Lines holding the string "image" are the ones to copy from this listing.

====

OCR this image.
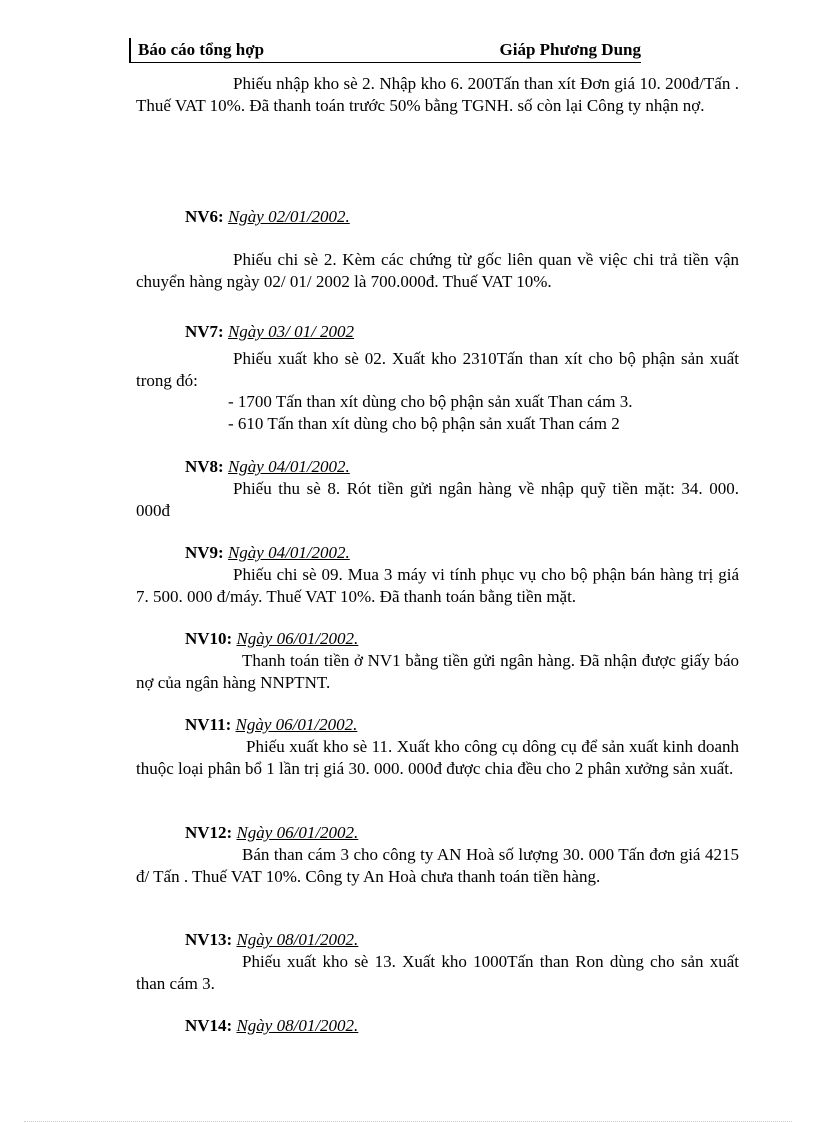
Báo cáo tổng hợp	Giáp Phương Dung
Phiếu nhập kho sè 2. Nhập kho 6. 200Tấn than xít Đơn giá 10. 200đ/Tấn . Thuế VAT 10%. Đã thanh toán trước 50% bằng TGNH. số còn lại Công ty nhận nợ.
NV6: Ngày 02/01/2002.
Phiếu chi sè 2. Kèm các chứng từ gốc liên quan về việc chi trả tiền vận chuyển hàng ngày 02/ 01/ 2002 là 700.000đ. Thuế VAT 10%.
NV7: Ngày 03/ 01/ 2002
Phiếu xuất kho sè 02. Xuất kho 2310Tấn than xít cho bộ phận sản xuất trong đó:
- 1700 Tấn than xít dùng cho bộ phận sản xuất Than cám 3.
- 610 Tấn than xít dùng cho bộ phận sản xuất Than cám 2
NV8: Ngày 04/01/2002.
Phiếu thu sè 8. Rót tiền gửi ngân hàng về nhập quỹ tiền mặt: 34. 000. 000đ
NV9: Ngày 04/01/2002.
Phiếu chi sè 09. Mua 3 máy vi tính phục vụ cho bộ phận bán hàng trị giá 7. 500. 000 đ/máy. Thuế VAT 10%. Đã thanh toán bằng tiền mặt.
NV10: Ngày 06/01/2002.
Thanh toán tiền ở NV1 bằng tiền gửi ngân hàng. Đã nhận được giấy báo nợ của ngân hàng NNPTNT.
NV11: Ngày 06/01/2002.
Phiếu xuất kho sè 11. Xuất kho công cụ dông cụ để sản xuất kinh doanh thuộc loại phân bổ 1 lần trị giá 30. 000. 000đ được chia đều cho 2 phân xưởng sản xuất.
NV12: Ngày 06/01/2002.
Bán than cám 3 cho công ty AN Hoà số lượng 30. 000 Tấn đơn giá 4215 đ/ Tấn . Thuế VAT 10%. Công ty An Hoà chưa thanh toán tiền hàng.
NV13: Ngày 08/01/2002.
Phiếu xuất kho sè 13. Xuất kho 1000Tấn than Ron dùng cho sản xuất than cám 3.
NV14: Ngày 08/01/2002.
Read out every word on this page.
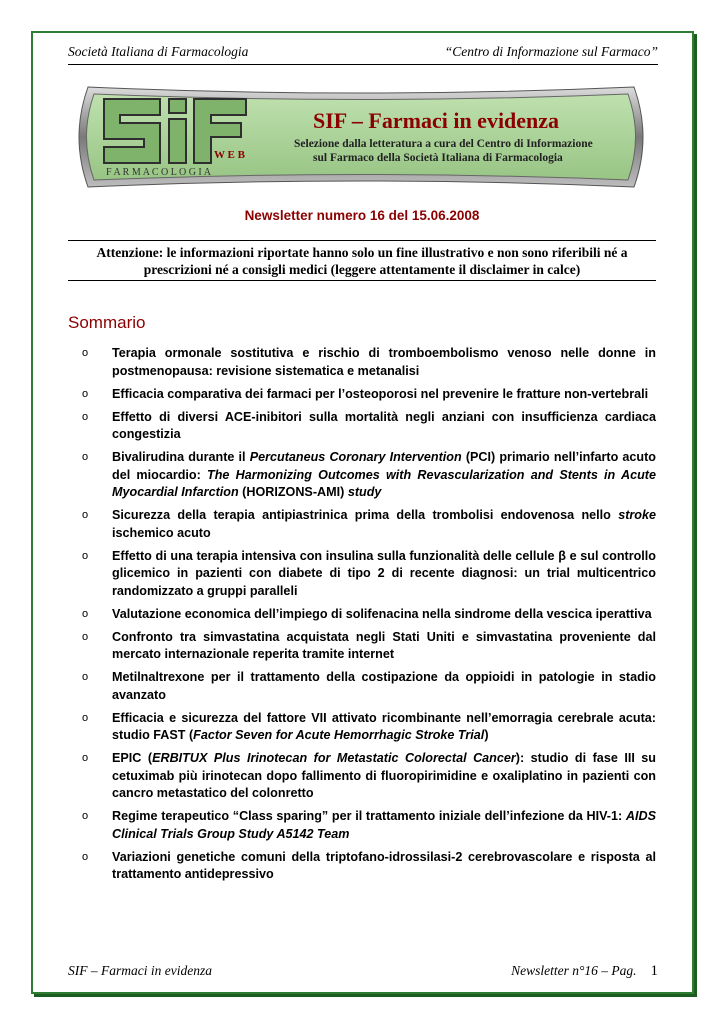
Società Italiana di Farmacologia	“Centro di Informazione sul Farmaco”
W E B
F A R M A C O L O G I A
SIF – Farmaci in evidenza
Selezione dalla letteratura a cura del Centro di Informazione
sul Farmaco della Società Italiana di Farmacologia
Newsletter numero 16 del 15.06.2008
Attenzione: le informazioni riportate hanno solo un fine illustrativo e non sono riferibili né a prescrizioni né a consigli medici (leggere attentamente il disclaimer in calce)
Sommario
o Terapia ormonale sostitutiva e rischio di tromboembolismo venoso nelle donne in postmenopausa: revisione sistematica e metanalisi
o Efficacia comparativa dei farmaci per l’osteoporosi nel prevenire le fratture non-vertebrali
o Effetto di diversi ACE-inibitori sulla mortalità negli anziani con insufficienza cardiaca congestizia
o Bivalirudina durante il Percutaneus Coronary Intervention (PCI) primario nell’infarto acuto del miocardio: The Harmonizing Outcomes with Revascularization and Stents in Acute Myocardial Infarction (HORIZONS-AMI) study
o Sicurezza della terapia antipiastrinica prima della trombolisi endovenosa nello stroke ischemico acuto
o Effetto di una terapia intensiva con insulina sulla funzionalità delle cellule β e sul controllo glicemico in pazienti con diabete di tipo 2 di recente diagnosi: un trial multicentrico randomizzato a gruppi paralleli
o Valutazione economica dell’impiego di solifenacina nella sindrome della vescica iperattiva
o Confronto tra simvastatina acquistata negli Stati Uniti e simvastatina proveniente dal mercato internazionale reperita tramite internet
o Metilnaltrexone per il trattamento della costipazione da oppioidi in patologie in stadio avanzato
o Efficacia e sicurezza del fattore VII attivato ricombinante nell’emorragia cerebrale acuta: studio FAST (Factor Seven for Acute Hemorrhagic Stroke Trial)
o EPIC (ERBITUX Plus Irinotecan for Metastatic Colorectal Cancer): studio di fase III su cetuximab più irinotecan dopo fallimento di fluoropirimidine e oxaliplatino in pazienti con cancro metastatico del colonretto
o Regime terapeutico “Class sparing” per il trattamento iniziale dell’infezione da HIV-1: AIDS Clinical Trials Group Study A5142 Team
o Variazioni genetiche comuni della triptofano-idrossilasi-2 cerebrovascolare e risposta al trattamento antidepressivo
SIF – Farmaci in evidenza	Newsletter n°16 – Pag. 1
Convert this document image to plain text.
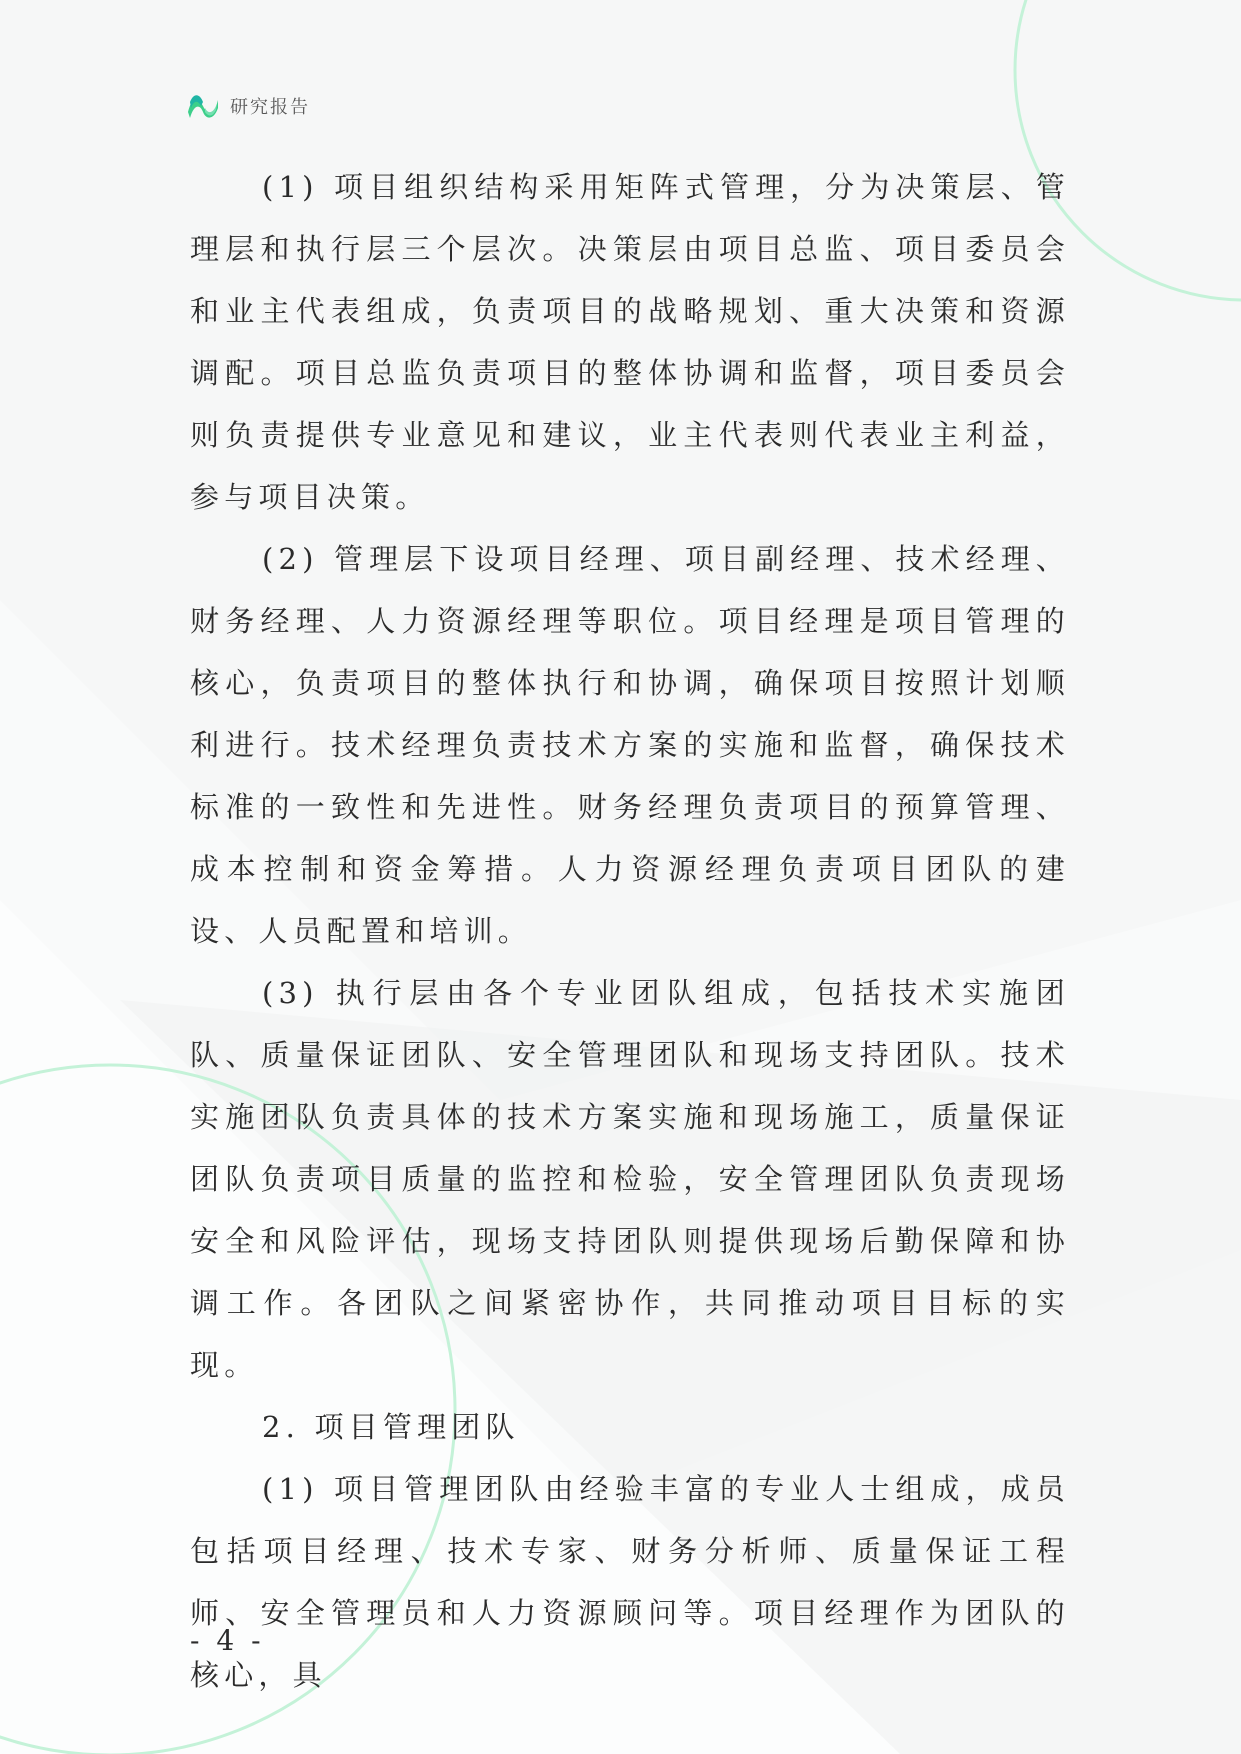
研究报告

(1) 项目组织结构采用矩阵式管理，分为决策层、管理层和执行层三个层次。决策层由项目总监、项目委员会和业主代表组成，负责项目的战略规划、重大决策和资源调配。项目总监负责项目的整体协调和监督，项目委员会则负责提供专业意见和建议，业主代表则代表业主利益，参与项目决策。

(2) 管理层下设项目经理、项目副经理、技术经理、财务经理、人力资源经理等职位。项目经理是项目管理的核心，负责项目的整体执行和协调，确保项目按照计划顺利进行。技术经理负责技术方案的实施和监督，确保技术标准的一致性和先进性。财务经理负责项目的预算管理、成本控制和资金筹措。人力资源经理负责项目团队的建设、人员配置和培训。

(3) 执行层由各个专业团队组成，包括技术实施团队、质量保证团队、安全管理团队和现场支持团队。技术实施团队负责具体的技术方案实施和现场施工，质量保证团队负责项目质量的监控和检验，安全管理团队负责现场安全和风险评估，现场支持团队则提供现场后勤保障和协调工作。各团队之间紧密协作，共同推动项目目标的实现。

2. 项目管理团队

(1) 项目管理团队由经验丰富的专业人士组成，成员包括项目经理、技术专家、财务分析师、质量保证工程师、安全管理员和人力资源顾问等。项目经理作为团队的核心，具

- 4 -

====

> **REPLY TO THE TASK**:
OCR this image.
Convert this document image to plain text.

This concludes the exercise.